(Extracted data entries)
◆ ◆ ◆

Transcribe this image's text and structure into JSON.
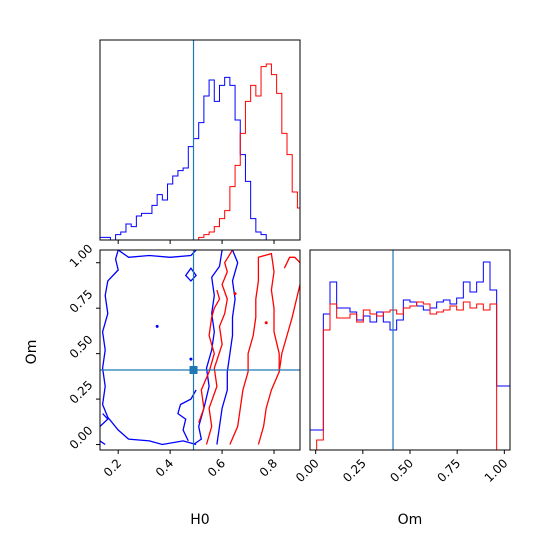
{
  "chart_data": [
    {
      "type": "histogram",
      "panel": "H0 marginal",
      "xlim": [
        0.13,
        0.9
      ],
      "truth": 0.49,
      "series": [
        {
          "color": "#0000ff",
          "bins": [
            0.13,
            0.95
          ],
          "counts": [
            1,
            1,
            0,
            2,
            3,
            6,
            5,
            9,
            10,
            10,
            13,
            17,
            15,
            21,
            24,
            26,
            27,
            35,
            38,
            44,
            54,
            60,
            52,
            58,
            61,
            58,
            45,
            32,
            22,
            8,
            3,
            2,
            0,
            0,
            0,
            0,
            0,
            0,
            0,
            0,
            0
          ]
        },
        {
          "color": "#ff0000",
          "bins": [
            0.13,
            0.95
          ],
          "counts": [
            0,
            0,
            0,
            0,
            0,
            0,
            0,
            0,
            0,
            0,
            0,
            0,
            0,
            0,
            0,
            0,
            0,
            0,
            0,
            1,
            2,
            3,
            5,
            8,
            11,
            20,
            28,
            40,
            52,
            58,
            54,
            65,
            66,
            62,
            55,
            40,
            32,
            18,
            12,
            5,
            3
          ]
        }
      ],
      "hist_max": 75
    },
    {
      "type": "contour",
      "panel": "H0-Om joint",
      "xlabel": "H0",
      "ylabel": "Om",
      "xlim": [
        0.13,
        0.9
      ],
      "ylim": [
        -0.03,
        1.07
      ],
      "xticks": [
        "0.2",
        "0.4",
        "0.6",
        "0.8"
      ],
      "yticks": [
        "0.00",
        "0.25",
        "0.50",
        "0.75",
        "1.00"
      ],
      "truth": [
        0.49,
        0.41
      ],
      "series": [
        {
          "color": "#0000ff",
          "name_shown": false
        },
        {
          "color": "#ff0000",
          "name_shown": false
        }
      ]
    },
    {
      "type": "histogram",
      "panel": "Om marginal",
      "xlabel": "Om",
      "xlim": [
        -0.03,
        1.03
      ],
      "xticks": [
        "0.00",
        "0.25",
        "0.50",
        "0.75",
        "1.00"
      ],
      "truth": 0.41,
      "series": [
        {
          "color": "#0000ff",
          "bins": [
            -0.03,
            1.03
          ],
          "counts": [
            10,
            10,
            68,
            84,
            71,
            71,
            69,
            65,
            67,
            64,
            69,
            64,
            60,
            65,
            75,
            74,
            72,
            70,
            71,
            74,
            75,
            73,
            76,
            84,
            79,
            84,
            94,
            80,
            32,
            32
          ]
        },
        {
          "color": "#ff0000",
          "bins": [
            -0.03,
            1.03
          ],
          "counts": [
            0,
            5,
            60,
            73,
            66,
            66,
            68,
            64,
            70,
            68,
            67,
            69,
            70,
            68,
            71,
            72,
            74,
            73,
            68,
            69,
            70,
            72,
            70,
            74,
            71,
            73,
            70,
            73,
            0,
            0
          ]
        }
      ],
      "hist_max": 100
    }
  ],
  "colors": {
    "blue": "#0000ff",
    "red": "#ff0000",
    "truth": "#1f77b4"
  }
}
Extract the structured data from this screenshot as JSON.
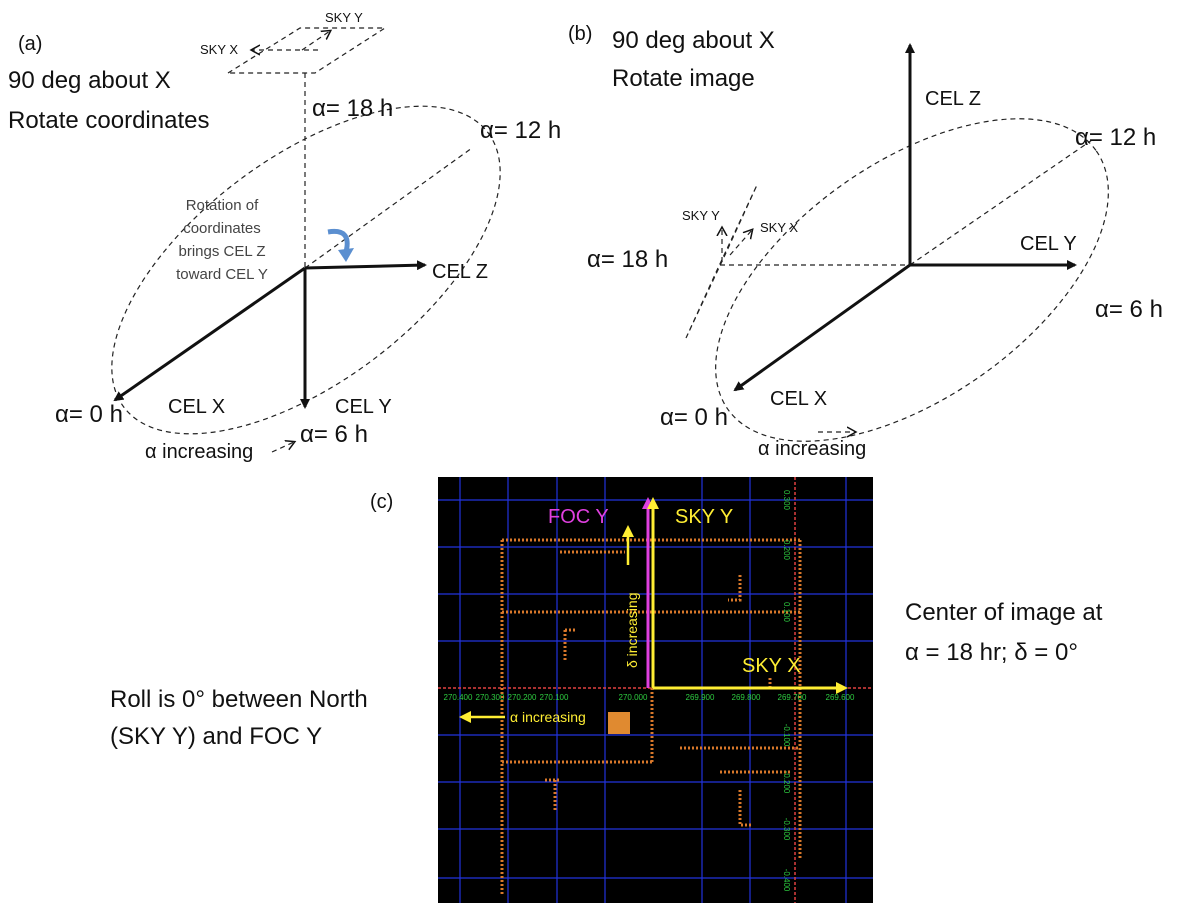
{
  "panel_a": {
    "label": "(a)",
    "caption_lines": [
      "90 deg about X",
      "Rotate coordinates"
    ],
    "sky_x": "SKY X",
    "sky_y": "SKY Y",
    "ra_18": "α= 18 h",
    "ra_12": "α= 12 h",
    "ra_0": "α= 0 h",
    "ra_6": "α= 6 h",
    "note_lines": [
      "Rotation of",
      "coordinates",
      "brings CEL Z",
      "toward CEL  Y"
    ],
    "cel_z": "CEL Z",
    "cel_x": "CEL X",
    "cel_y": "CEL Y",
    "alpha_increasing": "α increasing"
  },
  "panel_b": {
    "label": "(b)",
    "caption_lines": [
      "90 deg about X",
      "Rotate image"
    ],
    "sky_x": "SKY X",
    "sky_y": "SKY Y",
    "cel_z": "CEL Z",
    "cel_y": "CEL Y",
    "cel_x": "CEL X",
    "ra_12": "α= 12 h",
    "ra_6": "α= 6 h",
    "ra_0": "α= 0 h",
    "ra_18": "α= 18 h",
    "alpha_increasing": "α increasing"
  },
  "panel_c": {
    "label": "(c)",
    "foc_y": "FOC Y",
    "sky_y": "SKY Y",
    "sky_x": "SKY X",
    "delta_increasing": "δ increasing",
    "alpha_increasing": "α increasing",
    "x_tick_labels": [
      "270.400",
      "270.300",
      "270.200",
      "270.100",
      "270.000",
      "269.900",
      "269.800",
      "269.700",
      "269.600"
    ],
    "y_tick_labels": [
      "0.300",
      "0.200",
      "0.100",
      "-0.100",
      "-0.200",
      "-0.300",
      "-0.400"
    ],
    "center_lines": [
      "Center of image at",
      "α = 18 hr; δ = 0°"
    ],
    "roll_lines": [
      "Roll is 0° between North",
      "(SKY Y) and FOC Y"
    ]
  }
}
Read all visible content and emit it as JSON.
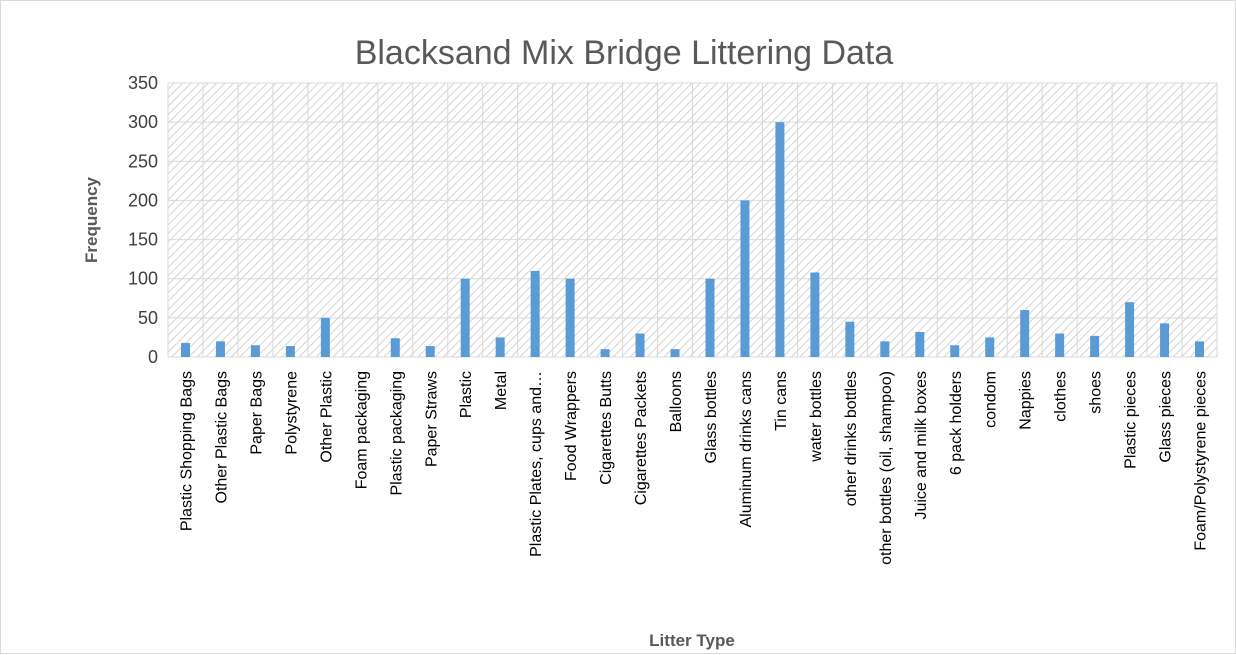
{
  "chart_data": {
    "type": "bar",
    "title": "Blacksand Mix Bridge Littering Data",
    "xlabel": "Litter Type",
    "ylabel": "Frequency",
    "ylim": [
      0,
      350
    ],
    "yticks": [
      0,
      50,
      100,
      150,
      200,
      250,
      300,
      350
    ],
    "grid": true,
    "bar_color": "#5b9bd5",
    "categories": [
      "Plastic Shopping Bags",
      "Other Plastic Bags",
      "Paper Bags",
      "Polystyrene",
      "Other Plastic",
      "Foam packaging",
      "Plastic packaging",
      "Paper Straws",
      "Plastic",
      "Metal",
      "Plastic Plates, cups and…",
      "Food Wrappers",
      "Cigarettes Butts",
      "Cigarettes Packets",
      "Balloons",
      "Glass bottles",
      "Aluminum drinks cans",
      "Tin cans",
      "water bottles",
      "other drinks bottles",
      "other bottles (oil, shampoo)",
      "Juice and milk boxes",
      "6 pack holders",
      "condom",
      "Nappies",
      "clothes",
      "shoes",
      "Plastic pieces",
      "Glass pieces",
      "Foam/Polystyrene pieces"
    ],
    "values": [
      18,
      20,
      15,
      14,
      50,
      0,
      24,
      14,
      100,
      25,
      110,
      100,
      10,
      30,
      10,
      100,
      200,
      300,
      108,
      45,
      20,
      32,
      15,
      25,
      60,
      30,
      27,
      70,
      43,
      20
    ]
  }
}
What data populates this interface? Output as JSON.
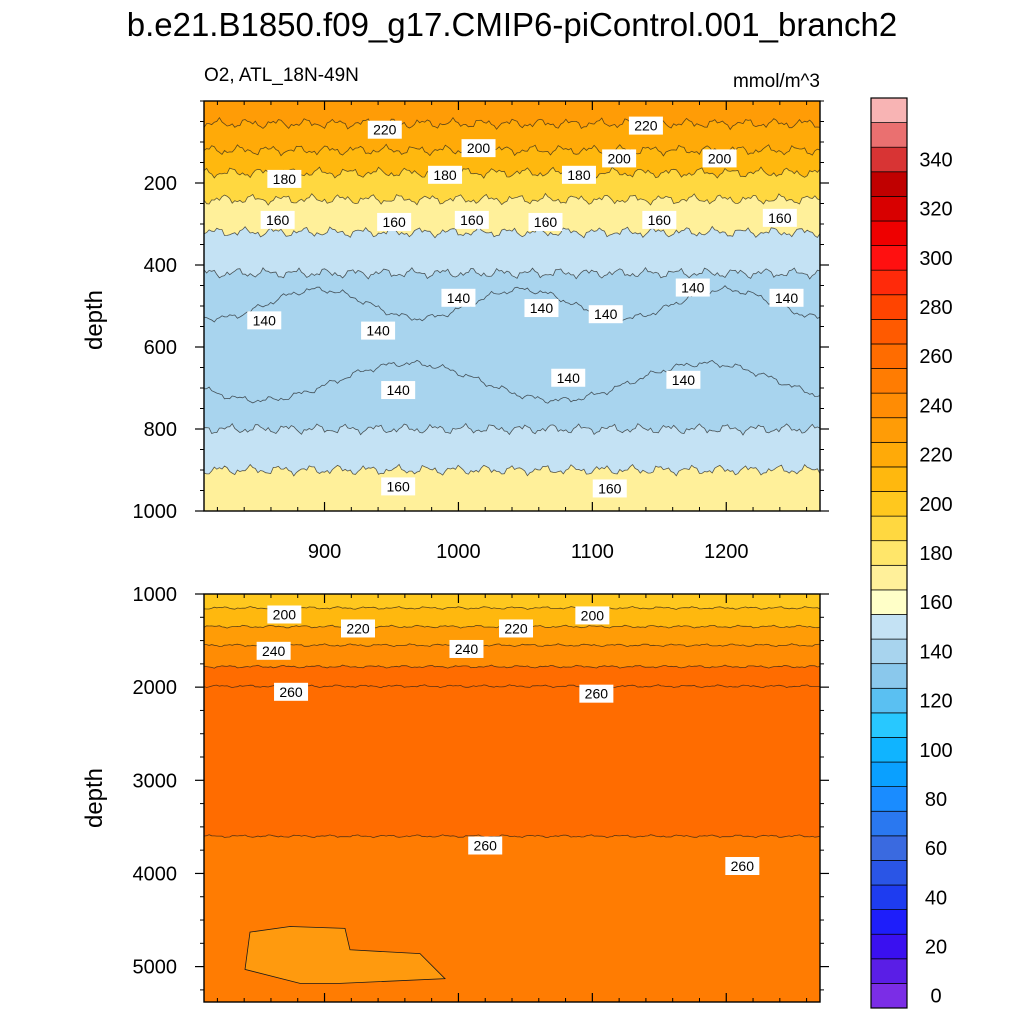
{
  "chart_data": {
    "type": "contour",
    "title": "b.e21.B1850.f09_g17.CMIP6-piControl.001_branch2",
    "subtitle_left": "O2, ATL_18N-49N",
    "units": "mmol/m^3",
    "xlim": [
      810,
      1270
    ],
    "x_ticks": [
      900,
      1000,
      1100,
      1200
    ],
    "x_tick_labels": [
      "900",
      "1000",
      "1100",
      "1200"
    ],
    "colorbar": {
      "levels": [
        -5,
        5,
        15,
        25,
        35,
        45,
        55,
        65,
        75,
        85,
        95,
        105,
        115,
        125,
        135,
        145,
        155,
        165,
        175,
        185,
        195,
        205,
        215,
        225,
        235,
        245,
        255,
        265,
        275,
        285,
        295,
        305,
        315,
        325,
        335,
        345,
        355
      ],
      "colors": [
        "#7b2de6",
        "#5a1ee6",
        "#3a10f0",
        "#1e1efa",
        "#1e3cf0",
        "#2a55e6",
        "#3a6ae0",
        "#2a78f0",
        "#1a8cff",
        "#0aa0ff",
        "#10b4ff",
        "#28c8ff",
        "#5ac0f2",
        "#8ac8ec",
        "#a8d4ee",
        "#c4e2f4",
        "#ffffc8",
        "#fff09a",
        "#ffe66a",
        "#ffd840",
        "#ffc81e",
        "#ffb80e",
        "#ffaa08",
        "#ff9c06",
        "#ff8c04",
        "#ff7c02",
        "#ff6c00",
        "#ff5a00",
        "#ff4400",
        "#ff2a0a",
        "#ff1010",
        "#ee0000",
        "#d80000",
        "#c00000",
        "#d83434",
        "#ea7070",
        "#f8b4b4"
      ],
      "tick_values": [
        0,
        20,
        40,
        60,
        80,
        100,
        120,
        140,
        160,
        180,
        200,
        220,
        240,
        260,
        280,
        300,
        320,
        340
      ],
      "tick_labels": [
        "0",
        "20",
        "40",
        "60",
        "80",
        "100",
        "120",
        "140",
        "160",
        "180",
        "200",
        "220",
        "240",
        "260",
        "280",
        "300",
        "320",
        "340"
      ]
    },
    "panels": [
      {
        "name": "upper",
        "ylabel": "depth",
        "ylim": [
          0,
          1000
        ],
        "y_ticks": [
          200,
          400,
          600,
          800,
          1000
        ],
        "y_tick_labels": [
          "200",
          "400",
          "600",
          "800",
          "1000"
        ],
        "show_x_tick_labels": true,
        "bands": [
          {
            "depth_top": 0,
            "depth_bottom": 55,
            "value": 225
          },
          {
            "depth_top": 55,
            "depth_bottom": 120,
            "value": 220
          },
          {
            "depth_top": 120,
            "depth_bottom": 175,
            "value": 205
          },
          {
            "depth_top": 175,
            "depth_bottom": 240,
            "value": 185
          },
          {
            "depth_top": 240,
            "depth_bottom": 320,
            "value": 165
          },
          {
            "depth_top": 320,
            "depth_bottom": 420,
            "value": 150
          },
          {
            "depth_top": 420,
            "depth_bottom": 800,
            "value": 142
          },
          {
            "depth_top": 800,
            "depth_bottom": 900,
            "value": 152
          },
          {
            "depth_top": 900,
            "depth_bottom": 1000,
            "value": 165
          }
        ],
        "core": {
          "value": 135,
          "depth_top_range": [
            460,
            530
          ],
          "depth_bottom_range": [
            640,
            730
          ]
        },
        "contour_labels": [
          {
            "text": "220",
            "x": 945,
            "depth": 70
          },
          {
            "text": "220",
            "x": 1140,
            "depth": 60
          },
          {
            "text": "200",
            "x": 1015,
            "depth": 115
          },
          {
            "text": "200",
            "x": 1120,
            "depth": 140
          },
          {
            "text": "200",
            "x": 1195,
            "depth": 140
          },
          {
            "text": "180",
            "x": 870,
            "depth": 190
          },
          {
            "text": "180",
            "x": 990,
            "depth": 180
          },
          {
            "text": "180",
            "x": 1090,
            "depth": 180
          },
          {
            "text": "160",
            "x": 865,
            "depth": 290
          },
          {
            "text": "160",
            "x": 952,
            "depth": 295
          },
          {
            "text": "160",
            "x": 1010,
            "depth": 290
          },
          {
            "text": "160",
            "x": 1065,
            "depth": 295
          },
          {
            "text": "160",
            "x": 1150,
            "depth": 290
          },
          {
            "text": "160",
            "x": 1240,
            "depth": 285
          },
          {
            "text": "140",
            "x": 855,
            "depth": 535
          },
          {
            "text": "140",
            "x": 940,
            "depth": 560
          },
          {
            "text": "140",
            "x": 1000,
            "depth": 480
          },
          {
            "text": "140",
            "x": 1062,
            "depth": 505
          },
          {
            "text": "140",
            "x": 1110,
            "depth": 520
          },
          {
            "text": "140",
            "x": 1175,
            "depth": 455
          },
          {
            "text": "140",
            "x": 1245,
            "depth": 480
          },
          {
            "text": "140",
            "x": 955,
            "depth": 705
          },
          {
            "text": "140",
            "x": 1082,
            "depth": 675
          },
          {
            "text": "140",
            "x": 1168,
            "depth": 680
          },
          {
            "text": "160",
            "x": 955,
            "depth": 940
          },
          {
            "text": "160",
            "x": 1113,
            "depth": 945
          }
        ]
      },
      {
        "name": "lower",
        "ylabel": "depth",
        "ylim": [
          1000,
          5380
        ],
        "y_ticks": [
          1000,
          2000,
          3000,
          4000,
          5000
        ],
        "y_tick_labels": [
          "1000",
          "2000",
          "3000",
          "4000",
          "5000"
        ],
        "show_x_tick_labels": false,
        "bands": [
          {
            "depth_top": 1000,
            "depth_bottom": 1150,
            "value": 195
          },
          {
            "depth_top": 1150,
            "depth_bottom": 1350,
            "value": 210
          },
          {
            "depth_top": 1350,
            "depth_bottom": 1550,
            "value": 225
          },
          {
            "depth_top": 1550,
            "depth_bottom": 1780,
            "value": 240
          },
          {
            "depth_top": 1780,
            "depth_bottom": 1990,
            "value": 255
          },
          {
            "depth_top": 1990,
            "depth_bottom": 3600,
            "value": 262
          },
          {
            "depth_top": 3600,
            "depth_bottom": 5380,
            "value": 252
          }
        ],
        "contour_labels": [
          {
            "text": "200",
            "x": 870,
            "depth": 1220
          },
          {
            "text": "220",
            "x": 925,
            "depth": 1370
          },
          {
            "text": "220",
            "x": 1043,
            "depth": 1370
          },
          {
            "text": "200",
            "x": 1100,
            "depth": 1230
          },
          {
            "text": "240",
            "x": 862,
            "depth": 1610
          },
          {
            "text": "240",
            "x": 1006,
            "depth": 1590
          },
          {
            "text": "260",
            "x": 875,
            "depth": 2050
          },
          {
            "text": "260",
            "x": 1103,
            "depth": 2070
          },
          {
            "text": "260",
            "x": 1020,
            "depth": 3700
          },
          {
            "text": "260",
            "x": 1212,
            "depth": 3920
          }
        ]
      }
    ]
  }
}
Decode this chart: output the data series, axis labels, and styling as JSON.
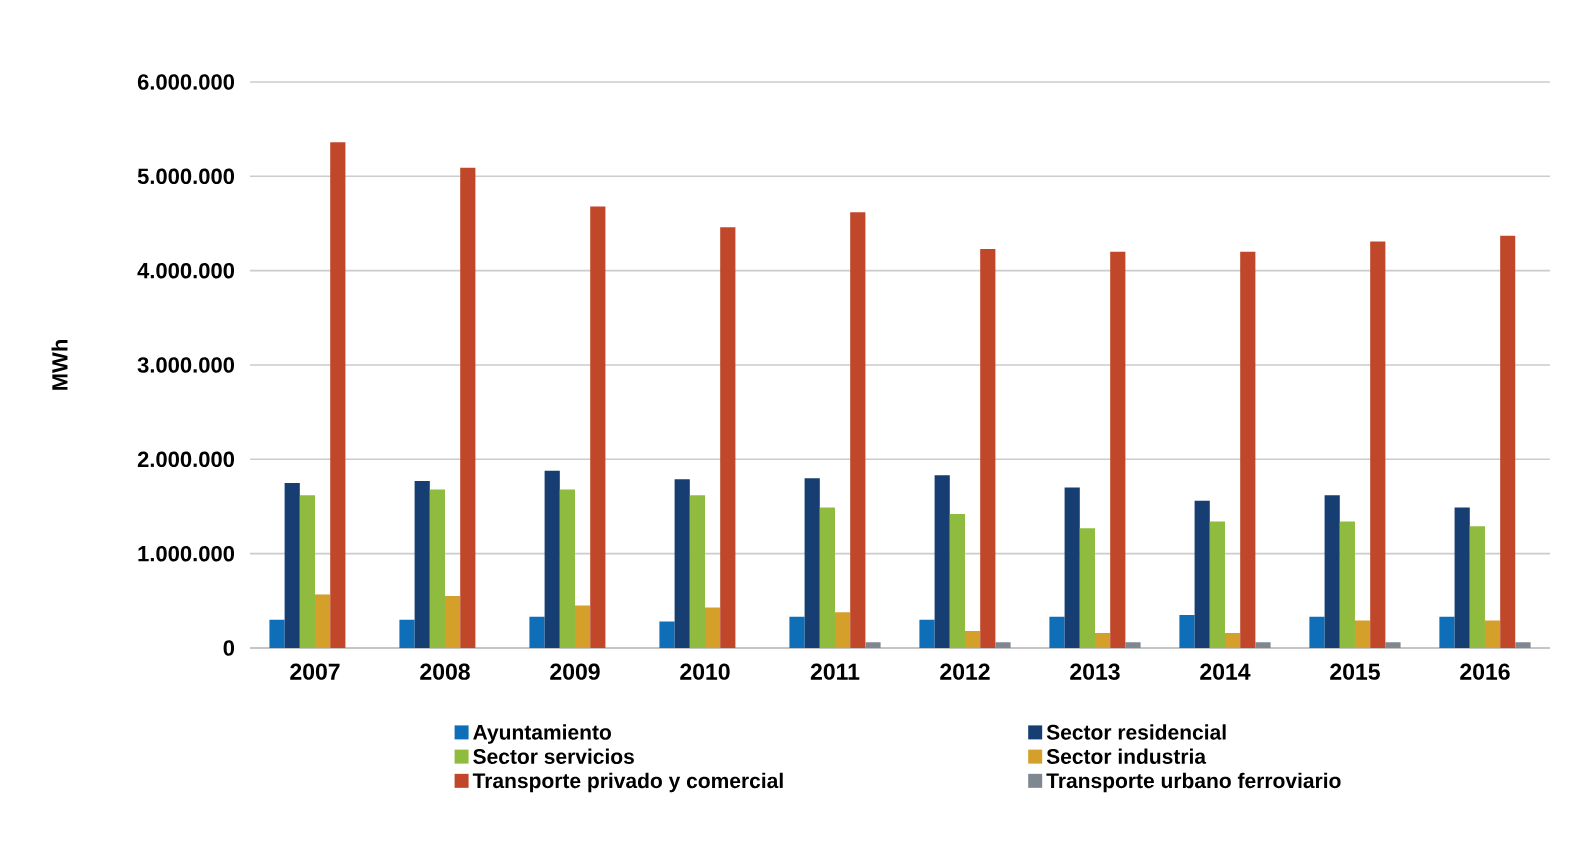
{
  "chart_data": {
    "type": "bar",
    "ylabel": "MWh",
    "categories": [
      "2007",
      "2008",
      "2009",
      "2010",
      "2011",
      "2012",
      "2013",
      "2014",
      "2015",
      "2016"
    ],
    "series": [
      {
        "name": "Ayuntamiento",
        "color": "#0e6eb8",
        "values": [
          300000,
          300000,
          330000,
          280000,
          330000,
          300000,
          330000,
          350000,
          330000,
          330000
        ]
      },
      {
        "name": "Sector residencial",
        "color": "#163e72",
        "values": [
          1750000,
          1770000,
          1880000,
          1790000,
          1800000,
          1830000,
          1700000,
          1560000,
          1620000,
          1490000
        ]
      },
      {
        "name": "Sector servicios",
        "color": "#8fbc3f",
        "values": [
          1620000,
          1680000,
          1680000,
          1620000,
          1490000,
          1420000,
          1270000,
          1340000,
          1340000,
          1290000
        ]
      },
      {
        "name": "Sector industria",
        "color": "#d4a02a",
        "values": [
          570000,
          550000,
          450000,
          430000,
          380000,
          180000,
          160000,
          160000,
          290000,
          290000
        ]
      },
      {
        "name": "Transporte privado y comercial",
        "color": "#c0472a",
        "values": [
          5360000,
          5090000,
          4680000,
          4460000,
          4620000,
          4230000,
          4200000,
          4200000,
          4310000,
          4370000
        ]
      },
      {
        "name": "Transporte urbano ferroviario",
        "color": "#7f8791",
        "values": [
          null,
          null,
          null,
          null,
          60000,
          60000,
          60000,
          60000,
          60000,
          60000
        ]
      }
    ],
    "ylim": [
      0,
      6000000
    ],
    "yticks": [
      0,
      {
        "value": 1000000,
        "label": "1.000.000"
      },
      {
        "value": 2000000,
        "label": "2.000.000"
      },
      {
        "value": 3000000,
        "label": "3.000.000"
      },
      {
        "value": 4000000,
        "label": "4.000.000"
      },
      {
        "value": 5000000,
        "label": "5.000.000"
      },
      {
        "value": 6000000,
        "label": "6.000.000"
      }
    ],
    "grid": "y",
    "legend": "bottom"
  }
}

◆ ◆ ◆

### Your instructions
Read through the entries and copy each line in which "pieces" appears.

### Completed task
      "Plastic pieces",
      "Glass pieces",
      "Foam/Polystyrene pieces"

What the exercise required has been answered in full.